Stated problem →
Transcribe the entries that follow, word for word.

Material provided →

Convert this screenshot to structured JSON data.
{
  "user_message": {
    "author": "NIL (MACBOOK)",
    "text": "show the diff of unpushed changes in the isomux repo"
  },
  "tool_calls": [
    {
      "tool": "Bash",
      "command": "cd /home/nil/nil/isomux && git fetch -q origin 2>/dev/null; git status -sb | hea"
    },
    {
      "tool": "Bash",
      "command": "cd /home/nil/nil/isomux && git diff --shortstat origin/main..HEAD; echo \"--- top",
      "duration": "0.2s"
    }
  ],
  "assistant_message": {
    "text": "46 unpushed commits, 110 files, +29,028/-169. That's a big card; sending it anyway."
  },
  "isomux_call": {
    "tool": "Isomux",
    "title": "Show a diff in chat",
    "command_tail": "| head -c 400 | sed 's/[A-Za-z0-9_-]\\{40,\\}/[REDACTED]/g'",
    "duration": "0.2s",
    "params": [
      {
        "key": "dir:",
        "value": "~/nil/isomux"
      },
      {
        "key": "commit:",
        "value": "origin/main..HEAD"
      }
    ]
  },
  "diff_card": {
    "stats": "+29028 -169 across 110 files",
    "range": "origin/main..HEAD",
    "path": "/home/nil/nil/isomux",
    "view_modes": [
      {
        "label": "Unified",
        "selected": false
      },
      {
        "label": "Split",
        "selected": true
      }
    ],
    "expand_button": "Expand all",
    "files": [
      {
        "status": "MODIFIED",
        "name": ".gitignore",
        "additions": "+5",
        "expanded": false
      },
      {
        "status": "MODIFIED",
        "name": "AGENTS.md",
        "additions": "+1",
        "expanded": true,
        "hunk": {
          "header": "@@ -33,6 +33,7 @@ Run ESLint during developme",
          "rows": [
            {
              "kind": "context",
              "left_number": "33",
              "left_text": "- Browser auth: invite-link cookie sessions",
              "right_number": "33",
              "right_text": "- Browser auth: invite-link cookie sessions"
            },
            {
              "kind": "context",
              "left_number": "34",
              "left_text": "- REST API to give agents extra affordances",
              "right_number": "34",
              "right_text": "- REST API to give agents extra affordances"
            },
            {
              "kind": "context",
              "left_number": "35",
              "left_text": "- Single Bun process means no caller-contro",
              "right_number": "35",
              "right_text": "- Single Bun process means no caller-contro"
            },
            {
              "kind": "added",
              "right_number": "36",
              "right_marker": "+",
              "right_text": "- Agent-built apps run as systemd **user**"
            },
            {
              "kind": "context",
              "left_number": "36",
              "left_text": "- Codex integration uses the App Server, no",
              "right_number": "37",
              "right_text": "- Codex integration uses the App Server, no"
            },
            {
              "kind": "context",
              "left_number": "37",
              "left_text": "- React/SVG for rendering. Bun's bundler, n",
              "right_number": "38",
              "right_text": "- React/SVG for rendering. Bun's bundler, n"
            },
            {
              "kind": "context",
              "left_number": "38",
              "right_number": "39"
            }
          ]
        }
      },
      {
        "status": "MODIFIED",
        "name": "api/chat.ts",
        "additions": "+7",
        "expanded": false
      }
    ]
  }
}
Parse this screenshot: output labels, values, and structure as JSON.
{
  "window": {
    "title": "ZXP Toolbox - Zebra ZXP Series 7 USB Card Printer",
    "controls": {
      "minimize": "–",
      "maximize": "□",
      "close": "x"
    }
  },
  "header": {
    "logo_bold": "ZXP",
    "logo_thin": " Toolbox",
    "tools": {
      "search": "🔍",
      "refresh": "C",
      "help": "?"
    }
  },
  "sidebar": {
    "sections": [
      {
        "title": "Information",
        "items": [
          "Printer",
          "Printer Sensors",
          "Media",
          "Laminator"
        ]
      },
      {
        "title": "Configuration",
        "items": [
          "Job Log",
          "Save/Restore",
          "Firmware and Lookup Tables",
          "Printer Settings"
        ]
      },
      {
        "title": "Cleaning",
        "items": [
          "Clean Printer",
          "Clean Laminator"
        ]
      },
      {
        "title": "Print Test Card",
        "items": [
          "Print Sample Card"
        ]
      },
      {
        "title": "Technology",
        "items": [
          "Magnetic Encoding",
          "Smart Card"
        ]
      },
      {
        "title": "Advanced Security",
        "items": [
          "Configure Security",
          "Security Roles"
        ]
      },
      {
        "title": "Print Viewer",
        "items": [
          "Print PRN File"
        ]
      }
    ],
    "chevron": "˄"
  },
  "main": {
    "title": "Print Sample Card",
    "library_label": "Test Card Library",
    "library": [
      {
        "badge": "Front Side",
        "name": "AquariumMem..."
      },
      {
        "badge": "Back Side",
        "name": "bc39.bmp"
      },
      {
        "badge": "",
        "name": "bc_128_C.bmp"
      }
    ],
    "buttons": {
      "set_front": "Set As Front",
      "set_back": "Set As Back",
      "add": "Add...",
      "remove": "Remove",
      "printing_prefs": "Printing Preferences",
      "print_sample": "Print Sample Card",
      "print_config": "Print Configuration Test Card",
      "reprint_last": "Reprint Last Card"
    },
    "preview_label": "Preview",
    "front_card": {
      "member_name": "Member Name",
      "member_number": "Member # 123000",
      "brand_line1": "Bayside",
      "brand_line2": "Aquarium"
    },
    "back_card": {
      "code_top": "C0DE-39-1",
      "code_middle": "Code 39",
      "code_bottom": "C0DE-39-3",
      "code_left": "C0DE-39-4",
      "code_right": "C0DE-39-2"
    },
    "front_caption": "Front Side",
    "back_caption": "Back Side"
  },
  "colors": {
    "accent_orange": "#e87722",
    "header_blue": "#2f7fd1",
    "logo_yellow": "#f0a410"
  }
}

The result →
Convert this screenshot to structured JSON data.
{
  "user_message": {
    "author": "NIL (MACBOOK)",
    "text": "show the diff of unpushed changes in the isomux repo"
  },
  "tool_calls": [
    {
      "tool": "Bash",
      "command": "cd /home/nil/nil/isomux && git fetch -q origin 2>/dev/null; git status -sb | hea"
    },
    {
      "tool": "Bash",
      "command": "cd /home/nil/nil/isomux && git diff --shortstat origin/main..HEAD; echo \"--- top",
      "duration": "0.2s"
    }
  ],
  "assistant_message": {
    "text": "46 unpushed commits, 110 files, +29,028/-169. That's a big card; sending it anyway."
  },
  "isomux_call": {
    "tool": "Isomux",
    "title": "Show a diff in chat",
    "command_tail": "| head -c 400 | sed 's/[A-Za-z0-9_-]\\{40,\\}/[REDACTED]/g'",
    "duration": "0.2s",
    "params": [
      {
        "key": "dir:",
        "value": "~/nil/isomux"
      },
      {
        "key": "commit:",
        "value": "origin/main..HEAD"
      }
    ]
  },
  "diff_card": {
    "stats": "+29028 -169 across 110 files",
    "range": "origin/main..HEAD",
    "path": "/home/nil/nil/isomux",
    "view_modes": [
      {
        "label": "Unified",
        "selected": false
      },
      {
        "label": "Split",
        "selected": true
      }
    ],
    "expand_button": "Expand all",
    "files": [
      {
        "status": "MODIFIED",
        "name": ".gitignore",
        "additions": "+5",
        "expanded": false
      },
      {
        "status": "MODIFIED",
        "name": "AGENTS.md",
        "additions": "+1",
        "expanded": true,
        "hunk": {
          "header": "@@ -33,6 +33,7 @@ Run ESLint during developme",
          "rows": [
            {
              "kind": "context",
              "left_number": "33",
              "left_text": "- Browser auth: invite-link cookie sessions",
              "right_number": "33",
              "right_text": "- Browser auth: invite-link cookie sessions"
            },
            {
              "kind": "context",
              "left_number": "34",
              "left_text": "- REST API to give agents extra affordances",
              "right_number": "34",
              "right_text": "- REST API to give agents extra affordances"
            },
            {
              "kind": "context",
              "left_number": "35",
              "left_text": "- Single Bun process means no caller-contro",
              "right_number": "35",
              "right_text": "- Single Bun process means no caller-contro"
            },
            {
              "kind": "added",
              "right_number": "36",
              "right_marker": "+",
              "right_text": "- Agent-built apps run as systemd **user**"
            },
            {
              "kind": "context",
              "left_number": "36",
              "left_text": "- Codex integration uses the App Server, no",
              "right_number": "37",
              "right_text": "- Codex integration uses the App Server, no"
            },
            {
              "kind": "context",
              "left_number": "37",
              "left_text": "- React/SVG for rendering. Bun's bundler, n",
              "right_number": "38",
              "right_text": "- React/SVG for rendering. Bun's bundler, n"
            },
            {
              "kind": "context",
              "left_number": "38",
              "right_number": "39"
            }
          ]
        }
      },
      {
        "status": "MODIFIED",
        "name": "api/chat.ts",
        "additions": "+7",
        "expanded": false
      }
    ]
  }
}
Parse this screenshot: output labels, values, and structure as JSON.
{
  "window": {
    "title": "ZXP Toolbox - Zebra ZXP Series 7 USB Card Printer",
    "controls": {
      "minimize": "–",
      "maximize": "□",
      "close": "x"
    }
  },
  "header": {
    "logo_bold": "ZXP",
    "logo_thin": " Toolbox",
    "tools": {
      "search": "🔍",
      "refresh": "C",
      "help": "?"
    }
  },
  "sidebar": {
    "sections": [
      {
        "title": "Information",
        "items": [
          "Printer",
          "Printer Sensors",
          "Media",
          "Laminator"
        ]
      },
      {
        "title": "Configuration",
        "items": [
          "Job Log",
          "Save/Restore",
          "Firmware and Lookup Tables",
          "Printer Settings"
        ]
      },
      {
        "title": "Cleaning",
        "items": [
          "Clean Printer",
          "Clean Laminator"
        ]
      },
      {
        "title": "Print Test Card",
        "items": [
          "Print Sample Card"
        ]
      },
      {
        "title": "Technology",
        "items": [
          "Magnetic Encoding",
          "Smart Card"
        ]
      },
      {
        "title": "Advanced Security",
        "items": [
          "Configure Security",
          "Security Roles"
        ]
      },
      {
        "title": "Print Viewer",
        "items": [
          "Print PRN File"
        ]
      }
    ],
    "chevron": "˄"
  },
  "main": {
    "title": "Print Sample Card",
    "library_label": "Test Card Library",
    "library": [
      {
        "badge": "Front Side",
        "name": "AquariumMem..."
      },
      {
        "badge": "Back Side",
        "name": "bc39.bmp"
      },
      {
        "badge": "",
        "name": "bc_128_C.bmp"
      }
    ],
    "buttons": {
      "set_front": "Set As Front",
      "set_back": "Set As Back",
      "add": "Add...",
      "remove": "Remove",
      "printing_prefs": "Printing Preferences",
      "print_sample": "Print Sample Card",
      "print_config": "Print Configuration Test Card",
      "reprint_last": "Reprint Last Card"
    },
    "preview_label": "Preview",
    "front_card": {
      "member_name": "Member Name",
      "member_number": "Member # 123000",
      "brand_line1": "Bayside",
      "brand_line2": "Aquarium"
    },
    "back_card": {
      "code_top": "C0DE-39-1",
      "code_middle": "Code 39",
      "code_bottom": "C0DE-39-3",
      "code_left": "C0DE-39-4",
      "code_right": "C0DE-39-2"
    },
    "front_caption": "Front Side",
    "back_caption": "Back Side"
  },
  "colors": {
    "accent_orange": "#e87722",
    "header_blue": "#2f7fd1",
    "logo_yellow": "#f0a410"
  }
}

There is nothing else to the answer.